[Dataset items]
········

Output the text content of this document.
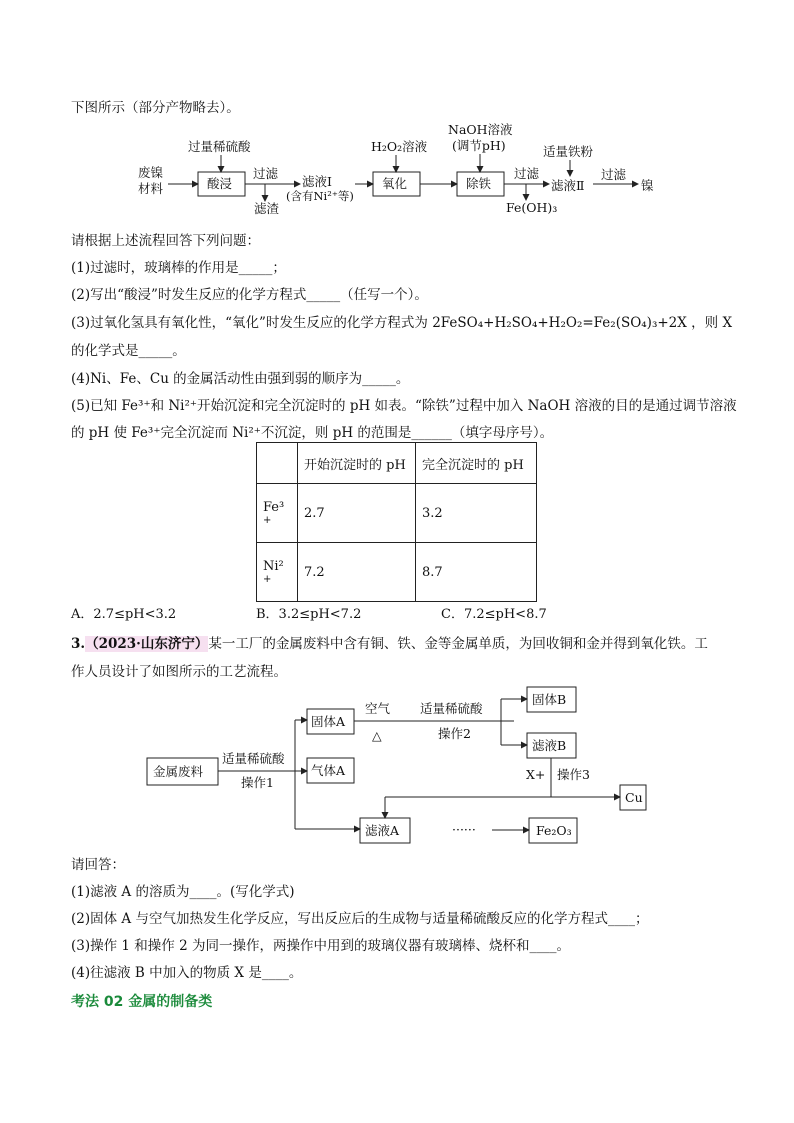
下图所示（部分产物略去）。
废镍
材料
过量稀硫酸
酸浸
过滤
滤渣
滤液Ⅰ
(含有Ni²⁺等)
H₂O₂溶液
氧化
NaOH溶液
(调节pH)
除铁
过滤
Fe(OH)₃
适量铁粉
滤液Ⅱ
过滤
镍
请根据上述流程回答下列问题：
(1)过滤时，玻璃棒的作用是_____；
(2)写出“酸浸”时发生反应的化学方程式_____（任写一个）。
(3)过氧化氢具有氧化性，“氧化”时发生反应的化学方程式为 2FeSO₄+H₂SO₄+H₂O₂=Fe₂(SO₄)₃+2X ，则 X
的化学式是_____。
(4)Ni、Fe、Cu 的金属活动性由强到弱的顺序为_____。
(5)已知 Fe³⁺和 Ni²⁺开始沉淀和完全沉淀时的 pH 如表。“除铁”过程中加入 NaOH 溶液的目的是通过调节溶液
的 pH 使 Fe³⁺完全沉淀而 Ni²⁺不沉淀，则 pH 的范围是______（填字母序号）。
	开始沉淀时的 pH	完全沉淀时的 pH

Fe³
+	2.7	3.2

Ni²
+	7.2	8.7
A．2.7≤pH<3.2	B．3.2≤pH<7.2	C．7.2≤pH<8.7
3.（2023·山东济宁）某一工厂的金属废料中含有铜、铁、金等金属单质，为回收铜和金并得到氧化铁。工
作人员设计了如图所示的工艺流程。
金属废料
适量稀硫酸
操作1
固体A
气体A
滤液A
空气
△
适量稀硫酸
操作2
固体B
滤液B
X+ 操作3
Cu
······	Fe₂O₃
请回答：
(1)滤液 A 的溶质为____。(写化学式)
(2)固体 A 与空气加热发生化学反应，写出反应后的生成物与适量稀硫酸反应的化学方程式____；
(3)操作 1 和操作 2 为同一操作，两操作中用到的玻璃仪器有玻璃棒、烧杯和____。
(4)往滤液 B 中加入的物质 X 是____。
考法 02 金属的制备类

········

Objective » Write the lines above out again exactly, without any of their pictures.

Response »
Output the text content of this document.
下图所示（部分产物略去）。
废镍
材料
过量稀硫酸
酸浸
过滤
滤渣
滤液Ⅰ
(含有Ni²⁺等)
H₂O₂溶液
氧化
NaOH溶液
(调节pH)
除铁
过滤
Fe(OH)₃
适量铁粉
滤液Ⅱ
过滤
镍
请根据上述流程回答下列问题：
(1)过滤时，玻璃棒的作用是_____；
(2)写出“酸浸”时发生反应的化学方程式_____（任写一个）。
(3)过氧化氢具有氧化性，“氧化”时发生反应的化学方程式为 2FeSO₄+H₂SO₄+H₂O₂=Fe₂(SO₄)₃+2X ，则 X
的化学式是_____。
(4)Ni、Fe、Cu 的金属活动性由强到弱的顺序为_____。
(5)已知 Fe³⁺和 Ni²⁺开始沉淀和完全沉淀时的 pH 如表。“除铁”过程中加入 NaOH 溶液的目的是通过调节溶液
的 pH 使 Fe³⁺完全沉淀而 Ni²⁺不沉淀，则 pH 的范围是______（填字母序号）。
	开始沉淀时的 pH	完全沉淀时的 pH

Fe³
+	2.7	3.2

Ni²
+	7.2	8.7
A．2.7≤pH<3.2	B．3.2≤pH<7.2	C．7.2≤pH<8.7
3.（2023·山东济宁）某一工厂的金属废料中含有铜、铁、金等金属单质，为回收铜和金并得到氧化铁。工
作人员设计了如图所示的工艺流程。
金属废料
适量稀硫酸
操作1
固体A
气体A
滤液A
空气
△
适量稀硫酸
操作2
固体B
滤液B
X+ 操作3
Cu
······	Fe₂O₃
请回答：
(1)滤液 A 的溶质为____。(写化学式)
(2)固体 A 与空气加热发生化学反应，写出反应后的生成物与适量稀硫酸反应的化学方程式____；
(3)操作 1 和操作 2 为同一操作，两操作中用到的玻璃仪器有玻璃棒、烧杯和____。
(4)往滤液 B 中加入的物质 X 是____。
考法 02 金属的制备类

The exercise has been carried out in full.